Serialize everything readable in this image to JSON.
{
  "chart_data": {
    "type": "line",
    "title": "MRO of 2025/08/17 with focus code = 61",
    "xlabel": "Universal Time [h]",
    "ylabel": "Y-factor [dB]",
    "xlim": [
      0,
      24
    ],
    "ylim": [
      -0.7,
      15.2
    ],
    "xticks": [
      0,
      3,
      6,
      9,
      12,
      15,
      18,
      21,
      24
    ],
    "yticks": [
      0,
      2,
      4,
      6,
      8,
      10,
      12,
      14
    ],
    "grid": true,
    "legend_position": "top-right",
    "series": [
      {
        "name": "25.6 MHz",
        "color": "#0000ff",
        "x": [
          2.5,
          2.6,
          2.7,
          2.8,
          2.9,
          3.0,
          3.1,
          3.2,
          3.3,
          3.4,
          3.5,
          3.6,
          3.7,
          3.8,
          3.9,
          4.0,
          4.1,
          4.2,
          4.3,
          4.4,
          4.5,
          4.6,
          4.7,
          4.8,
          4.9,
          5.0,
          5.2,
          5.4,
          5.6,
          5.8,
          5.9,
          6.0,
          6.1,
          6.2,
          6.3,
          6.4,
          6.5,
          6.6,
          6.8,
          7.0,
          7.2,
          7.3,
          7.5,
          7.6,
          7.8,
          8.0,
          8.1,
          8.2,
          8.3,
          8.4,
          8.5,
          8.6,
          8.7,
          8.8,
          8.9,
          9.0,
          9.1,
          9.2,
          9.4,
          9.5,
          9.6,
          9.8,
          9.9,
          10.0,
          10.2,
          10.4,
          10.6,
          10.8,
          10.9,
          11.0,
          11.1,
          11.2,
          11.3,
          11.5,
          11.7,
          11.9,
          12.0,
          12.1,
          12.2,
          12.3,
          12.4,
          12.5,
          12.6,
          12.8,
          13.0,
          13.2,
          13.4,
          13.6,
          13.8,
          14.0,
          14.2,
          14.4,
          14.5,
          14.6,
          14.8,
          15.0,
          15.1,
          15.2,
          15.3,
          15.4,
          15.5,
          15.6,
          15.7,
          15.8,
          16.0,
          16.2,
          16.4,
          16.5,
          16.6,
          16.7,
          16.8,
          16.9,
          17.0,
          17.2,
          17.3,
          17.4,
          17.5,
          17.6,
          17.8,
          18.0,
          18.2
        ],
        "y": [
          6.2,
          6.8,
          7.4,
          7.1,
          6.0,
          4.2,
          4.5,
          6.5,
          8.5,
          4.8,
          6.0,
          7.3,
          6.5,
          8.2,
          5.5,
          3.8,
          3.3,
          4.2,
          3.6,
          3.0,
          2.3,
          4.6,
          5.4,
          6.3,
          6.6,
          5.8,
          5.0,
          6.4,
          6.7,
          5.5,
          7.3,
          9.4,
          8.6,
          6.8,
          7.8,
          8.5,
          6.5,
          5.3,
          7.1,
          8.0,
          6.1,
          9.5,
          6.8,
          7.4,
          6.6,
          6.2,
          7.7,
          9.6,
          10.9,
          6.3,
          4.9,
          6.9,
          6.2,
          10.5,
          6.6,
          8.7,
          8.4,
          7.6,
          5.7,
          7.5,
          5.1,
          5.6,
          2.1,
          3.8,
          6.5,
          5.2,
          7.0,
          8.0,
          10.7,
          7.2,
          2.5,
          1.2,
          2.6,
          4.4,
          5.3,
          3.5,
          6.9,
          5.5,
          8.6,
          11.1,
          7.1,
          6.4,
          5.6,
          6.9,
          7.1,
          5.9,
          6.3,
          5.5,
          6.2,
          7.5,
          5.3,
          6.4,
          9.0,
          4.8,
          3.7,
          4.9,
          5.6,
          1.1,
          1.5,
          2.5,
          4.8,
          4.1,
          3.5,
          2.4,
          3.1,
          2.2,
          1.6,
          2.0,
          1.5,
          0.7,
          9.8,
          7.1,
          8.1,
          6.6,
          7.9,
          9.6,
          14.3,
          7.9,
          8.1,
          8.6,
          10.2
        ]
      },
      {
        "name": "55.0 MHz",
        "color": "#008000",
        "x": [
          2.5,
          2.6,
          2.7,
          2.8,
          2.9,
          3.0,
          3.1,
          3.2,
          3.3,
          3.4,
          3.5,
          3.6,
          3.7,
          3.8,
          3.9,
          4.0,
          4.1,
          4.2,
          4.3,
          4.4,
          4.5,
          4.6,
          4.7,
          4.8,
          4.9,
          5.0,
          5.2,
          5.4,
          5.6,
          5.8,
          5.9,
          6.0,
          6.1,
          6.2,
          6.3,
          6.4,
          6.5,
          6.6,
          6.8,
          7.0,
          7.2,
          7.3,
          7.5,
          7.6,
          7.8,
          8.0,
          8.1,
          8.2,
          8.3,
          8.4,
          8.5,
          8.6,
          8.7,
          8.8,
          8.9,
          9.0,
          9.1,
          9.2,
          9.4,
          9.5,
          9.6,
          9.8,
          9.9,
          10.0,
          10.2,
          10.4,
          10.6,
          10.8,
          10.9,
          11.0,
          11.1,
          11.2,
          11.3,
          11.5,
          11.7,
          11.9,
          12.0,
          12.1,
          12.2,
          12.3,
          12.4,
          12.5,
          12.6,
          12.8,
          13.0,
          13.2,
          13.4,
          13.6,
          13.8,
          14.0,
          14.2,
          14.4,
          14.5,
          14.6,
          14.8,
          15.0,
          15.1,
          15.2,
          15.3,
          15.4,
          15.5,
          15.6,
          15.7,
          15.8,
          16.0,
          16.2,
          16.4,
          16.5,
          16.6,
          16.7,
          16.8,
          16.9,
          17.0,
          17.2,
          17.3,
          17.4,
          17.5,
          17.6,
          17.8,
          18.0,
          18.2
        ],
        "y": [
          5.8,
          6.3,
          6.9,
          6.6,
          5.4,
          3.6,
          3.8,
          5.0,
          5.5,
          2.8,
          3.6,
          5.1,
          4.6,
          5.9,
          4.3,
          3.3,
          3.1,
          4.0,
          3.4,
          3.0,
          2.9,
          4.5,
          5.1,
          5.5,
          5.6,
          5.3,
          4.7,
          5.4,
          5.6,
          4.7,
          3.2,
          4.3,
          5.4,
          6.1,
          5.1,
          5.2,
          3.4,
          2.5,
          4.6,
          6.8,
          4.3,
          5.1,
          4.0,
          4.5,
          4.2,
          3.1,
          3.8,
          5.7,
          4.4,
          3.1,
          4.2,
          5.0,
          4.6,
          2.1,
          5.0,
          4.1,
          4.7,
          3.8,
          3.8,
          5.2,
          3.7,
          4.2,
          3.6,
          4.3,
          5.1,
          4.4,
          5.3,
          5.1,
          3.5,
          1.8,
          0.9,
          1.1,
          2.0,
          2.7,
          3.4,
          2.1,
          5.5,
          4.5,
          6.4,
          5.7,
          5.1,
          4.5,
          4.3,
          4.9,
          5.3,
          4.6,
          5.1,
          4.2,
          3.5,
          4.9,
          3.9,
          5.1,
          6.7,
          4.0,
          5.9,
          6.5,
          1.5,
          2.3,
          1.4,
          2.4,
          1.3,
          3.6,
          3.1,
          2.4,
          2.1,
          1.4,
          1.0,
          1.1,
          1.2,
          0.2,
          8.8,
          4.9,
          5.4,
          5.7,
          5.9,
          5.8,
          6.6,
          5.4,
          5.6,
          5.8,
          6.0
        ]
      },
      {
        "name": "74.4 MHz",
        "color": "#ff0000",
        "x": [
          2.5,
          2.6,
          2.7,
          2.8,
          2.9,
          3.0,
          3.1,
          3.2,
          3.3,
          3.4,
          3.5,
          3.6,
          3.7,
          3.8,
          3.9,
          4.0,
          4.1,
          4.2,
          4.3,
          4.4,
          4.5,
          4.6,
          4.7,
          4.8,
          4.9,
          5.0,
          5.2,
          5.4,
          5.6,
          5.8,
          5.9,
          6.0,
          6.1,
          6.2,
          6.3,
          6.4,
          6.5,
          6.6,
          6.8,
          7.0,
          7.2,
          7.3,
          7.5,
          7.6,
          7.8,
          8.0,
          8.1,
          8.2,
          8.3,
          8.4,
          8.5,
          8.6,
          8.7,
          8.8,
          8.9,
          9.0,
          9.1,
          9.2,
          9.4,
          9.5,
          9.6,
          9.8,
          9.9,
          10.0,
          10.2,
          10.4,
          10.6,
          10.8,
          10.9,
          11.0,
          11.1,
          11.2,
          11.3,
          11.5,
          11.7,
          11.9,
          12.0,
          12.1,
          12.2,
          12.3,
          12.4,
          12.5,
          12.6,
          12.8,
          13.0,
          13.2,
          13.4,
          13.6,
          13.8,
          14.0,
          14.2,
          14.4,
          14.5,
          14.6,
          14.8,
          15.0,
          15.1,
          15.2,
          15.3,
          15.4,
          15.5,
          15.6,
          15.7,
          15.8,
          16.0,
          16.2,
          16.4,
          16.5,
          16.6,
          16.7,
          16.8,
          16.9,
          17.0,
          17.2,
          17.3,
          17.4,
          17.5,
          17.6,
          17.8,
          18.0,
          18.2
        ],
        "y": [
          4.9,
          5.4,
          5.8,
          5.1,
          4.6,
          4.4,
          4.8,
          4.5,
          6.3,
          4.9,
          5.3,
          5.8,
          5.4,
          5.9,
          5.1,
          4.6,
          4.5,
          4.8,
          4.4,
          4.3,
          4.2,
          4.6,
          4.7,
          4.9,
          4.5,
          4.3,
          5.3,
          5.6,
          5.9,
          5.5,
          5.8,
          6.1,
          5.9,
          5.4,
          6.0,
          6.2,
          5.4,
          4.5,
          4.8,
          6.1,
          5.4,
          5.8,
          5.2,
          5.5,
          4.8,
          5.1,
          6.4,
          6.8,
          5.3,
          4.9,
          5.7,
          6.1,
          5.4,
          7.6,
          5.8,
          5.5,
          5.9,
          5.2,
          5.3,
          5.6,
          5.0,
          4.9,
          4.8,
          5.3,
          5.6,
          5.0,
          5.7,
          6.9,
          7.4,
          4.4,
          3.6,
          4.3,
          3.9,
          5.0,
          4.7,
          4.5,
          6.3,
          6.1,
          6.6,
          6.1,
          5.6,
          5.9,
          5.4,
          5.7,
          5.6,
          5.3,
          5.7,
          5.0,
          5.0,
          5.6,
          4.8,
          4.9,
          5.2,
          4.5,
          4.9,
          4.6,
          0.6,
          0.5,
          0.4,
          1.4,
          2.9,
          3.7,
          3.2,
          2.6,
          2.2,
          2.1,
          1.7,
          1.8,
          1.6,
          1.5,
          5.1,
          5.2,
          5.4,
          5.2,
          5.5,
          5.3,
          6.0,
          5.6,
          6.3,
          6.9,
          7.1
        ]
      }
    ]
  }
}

---*---

_Requirement_
Work out how many lines in the entries hold the string "color". Your answer should consist solely of that number.

_Response for this exercise_
3